>> start TASK INPUT

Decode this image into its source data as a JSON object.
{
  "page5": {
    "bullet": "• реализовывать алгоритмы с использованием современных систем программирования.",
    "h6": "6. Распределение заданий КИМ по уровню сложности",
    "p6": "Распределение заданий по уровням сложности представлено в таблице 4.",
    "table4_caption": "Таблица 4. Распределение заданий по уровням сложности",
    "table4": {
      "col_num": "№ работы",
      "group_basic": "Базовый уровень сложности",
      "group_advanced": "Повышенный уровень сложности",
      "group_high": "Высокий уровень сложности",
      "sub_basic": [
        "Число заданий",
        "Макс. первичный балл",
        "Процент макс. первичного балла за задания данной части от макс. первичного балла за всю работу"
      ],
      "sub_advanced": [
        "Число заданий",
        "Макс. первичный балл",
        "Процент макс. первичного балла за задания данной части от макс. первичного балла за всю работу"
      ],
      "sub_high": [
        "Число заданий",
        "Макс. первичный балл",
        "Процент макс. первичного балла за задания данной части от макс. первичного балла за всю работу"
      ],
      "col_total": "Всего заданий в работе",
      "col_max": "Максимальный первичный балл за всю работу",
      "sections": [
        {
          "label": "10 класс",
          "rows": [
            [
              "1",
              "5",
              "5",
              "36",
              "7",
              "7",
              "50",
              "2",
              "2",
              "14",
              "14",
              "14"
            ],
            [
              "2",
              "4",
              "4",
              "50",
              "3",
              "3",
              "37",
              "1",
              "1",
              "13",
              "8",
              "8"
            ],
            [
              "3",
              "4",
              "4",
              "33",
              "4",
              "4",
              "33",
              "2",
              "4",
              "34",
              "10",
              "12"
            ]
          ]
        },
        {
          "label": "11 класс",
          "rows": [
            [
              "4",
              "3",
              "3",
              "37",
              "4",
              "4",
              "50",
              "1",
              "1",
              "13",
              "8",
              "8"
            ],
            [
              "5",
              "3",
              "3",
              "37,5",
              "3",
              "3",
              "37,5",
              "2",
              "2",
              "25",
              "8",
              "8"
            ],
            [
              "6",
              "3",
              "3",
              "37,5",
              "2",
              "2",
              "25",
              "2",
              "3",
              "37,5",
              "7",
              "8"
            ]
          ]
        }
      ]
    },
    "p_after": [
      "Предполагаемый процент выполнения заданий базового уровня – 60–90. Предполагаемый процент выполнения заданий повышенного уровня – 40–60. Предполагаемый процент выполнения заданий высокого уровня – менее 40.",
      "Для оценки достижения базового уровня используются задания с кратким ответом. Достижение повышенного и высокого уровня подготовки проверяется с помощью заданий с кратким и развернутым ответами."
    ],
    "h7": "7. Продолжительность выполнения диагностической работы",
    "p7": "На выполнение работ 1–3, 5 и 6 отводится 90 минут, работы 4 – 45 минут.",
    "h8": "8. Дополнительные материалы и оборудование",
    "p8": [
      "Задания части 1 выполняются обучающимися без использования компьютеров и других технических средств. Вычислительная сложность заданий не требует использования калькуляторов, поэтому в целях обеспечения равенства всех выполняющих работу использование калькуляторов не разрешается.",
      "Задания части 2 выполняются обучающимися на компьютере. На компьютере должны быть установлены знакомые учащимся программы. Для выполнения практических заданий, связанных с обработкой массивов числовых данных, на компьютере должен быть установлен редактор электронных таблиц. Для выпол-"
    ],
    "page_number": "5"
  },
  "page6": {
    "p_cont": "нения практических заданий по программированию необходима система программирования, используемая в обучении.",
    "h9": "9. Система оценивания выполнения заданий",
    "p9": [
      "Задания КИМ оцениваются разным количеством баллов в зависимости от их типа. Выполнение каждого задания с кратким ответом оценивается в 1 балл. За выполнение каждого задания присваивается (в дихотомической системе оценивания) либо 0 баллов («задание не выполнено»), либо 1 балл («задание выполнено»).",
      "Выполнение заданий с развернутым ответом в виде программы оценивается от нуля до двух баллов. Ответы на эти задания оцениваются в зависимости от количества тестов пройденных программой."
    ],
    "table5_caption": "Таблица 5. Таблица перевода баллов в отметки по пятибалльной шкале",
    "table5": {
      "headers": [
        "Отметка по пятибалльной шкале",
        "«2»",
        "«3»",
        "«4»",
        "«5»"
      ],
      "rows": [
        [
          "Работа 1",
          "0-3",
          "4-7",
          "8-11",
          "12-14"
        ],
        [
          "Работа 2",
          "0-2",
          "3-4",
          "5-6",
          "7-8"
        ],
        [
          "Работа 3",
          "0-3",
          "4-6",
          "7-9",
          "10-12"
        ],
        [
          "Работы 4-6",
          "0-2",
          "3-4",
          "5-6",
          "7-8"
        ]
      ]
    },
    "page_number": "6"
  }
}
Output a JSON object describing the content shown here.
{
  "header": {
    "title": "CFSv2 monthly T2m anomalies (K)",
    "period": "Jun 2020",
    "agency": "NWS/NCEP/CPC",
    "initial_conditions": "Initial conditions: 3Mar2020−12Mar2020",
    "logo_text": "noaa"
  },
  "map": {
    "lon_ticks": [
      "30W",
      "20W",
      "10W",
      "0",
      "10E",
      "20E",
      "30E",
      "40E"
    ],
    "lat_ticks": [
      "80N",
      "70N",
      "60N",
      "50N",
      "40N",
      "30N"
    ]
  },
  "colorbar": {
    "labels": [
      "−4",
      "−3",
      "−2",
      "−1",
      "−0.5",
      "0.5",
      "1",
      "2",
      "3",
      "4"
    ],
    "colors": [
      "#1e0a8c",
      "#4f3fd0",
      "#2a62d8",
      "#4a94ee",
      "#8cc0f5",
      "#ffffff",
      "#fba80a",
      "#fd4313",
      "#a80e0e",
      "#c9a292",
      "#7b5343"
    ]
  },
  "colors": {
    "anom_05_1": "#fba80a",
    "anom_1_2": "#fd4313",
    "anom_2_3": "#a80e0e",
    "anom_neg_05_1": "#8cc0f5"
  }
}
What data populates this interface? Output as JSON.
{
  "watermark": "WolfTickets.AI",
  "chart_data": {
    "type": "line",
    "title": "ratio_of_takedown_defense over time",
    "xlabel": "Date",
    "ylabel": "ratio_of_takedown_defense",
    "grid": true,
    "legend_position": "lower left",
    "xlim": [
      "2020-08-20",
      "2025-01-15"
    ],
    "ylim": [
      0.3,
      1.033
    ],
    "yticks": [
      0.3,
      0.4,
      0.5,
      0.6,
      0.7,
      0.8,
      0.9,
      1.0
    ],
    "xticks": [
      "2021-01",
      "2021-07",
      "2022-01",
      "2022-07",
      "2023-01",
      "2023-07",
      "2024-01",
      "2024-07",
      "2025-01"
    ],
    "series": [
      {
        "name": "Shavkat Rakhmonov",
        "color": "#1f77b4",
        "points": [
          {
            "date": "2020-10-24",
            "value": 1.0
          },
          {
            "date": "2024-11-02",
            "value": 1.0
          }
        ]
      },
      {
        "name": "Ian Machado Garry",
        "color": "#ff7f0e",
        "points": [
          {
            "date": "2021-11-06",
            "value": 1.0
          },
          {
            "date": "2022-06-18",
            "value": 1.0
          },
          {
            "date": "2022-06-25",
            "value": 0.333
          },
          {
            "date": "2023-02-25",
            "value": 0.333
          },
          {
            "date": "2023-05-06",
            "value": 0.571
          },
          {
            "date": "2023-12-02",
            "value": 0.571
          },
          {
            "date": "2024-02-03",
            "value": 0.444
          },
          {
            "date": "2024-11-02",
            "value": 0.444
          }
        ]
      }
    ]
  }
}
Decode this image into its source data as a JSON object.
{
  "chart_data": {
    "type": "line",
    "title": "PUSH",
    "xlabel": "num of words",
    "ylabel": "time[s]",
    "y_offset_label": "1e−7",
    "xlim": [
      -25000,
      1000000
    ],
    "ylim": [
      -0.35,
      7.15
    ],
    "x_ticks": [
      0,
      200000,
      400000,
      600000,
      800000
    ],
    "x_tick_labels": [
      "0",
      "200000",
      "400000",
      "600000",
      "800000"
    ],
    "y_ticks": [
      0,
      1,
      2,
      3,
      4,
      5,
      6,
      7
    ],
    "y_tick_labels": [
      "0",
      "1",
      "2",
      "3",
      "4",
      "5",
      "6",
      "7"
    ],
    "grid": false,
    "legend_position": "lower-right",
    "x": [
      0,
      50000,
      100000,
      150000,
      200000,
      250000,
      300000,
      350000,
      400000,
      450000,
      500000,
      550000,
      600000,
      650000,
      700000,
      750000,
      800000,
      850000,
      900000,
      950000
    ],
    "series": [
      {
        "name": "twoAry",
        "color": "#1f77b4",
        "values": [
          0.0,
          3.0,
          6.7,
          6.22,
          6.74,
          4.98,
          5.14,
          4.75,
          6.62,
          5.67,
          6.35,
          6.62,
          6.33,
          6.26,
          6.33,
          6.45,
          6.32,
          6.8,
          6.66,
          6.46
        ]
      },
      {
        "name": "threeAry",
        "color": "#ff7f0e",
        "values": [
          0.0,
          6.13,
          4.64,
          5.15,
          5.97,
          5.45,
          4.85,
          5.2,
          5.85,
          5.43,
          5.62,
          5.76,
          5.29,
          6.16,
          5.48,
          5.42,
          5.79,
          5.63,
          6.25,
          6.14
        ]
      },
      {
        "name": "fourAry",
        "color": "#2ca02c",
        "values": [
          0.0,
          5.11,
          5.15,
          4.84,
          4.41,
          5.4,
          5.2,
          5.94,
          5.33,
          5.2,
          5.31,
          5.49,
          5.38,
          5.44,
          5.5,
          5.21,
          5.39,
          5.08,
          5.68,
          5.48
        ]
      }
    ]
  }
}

>> end TASK INPUT

Return only the number of lines in the data above that include the word "программирования".

2